■ WORK TO DO: Gather all lines with the word "text" in them.

■ GIVEN RECORDS:

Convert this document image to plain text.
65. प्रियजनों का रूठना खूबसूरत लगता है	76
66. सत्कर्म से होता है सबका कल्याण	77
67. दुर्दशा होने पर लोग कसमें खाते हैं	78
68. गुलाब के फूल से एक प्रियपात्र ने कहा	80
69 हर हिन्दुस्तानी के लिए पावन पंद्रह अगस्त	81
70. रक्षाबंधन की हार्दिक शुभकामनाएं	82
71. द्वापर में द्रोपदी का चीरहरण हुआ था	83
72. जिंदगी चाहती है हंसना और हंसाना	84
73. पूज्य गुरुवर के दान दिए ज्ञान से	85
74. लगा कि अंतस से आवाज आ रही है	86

--

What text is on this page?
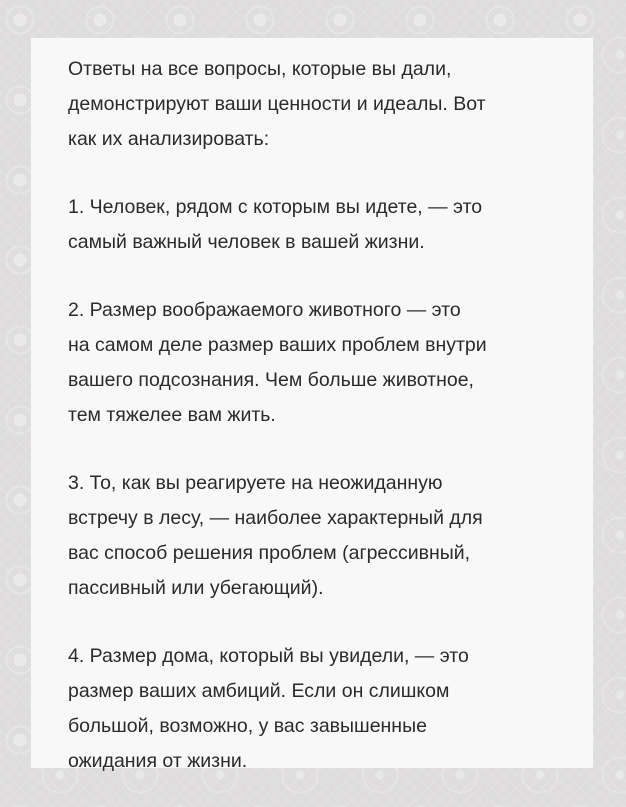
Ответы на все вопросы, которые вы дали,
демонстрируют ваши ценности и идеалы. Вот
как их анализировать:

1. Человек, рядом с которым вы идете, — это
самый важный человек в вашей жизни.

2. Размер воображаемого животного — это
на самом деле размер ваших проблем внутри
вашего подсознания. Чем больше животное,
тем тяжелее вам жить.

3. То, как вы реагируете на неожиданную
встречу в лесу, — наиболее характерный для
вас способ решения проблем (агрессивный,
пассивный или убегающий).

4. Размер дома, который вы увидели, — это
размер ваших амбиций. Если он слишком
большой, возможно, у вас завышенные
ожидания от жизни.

■ RESULT:
Convert this document image to plain text.
What text is on this page?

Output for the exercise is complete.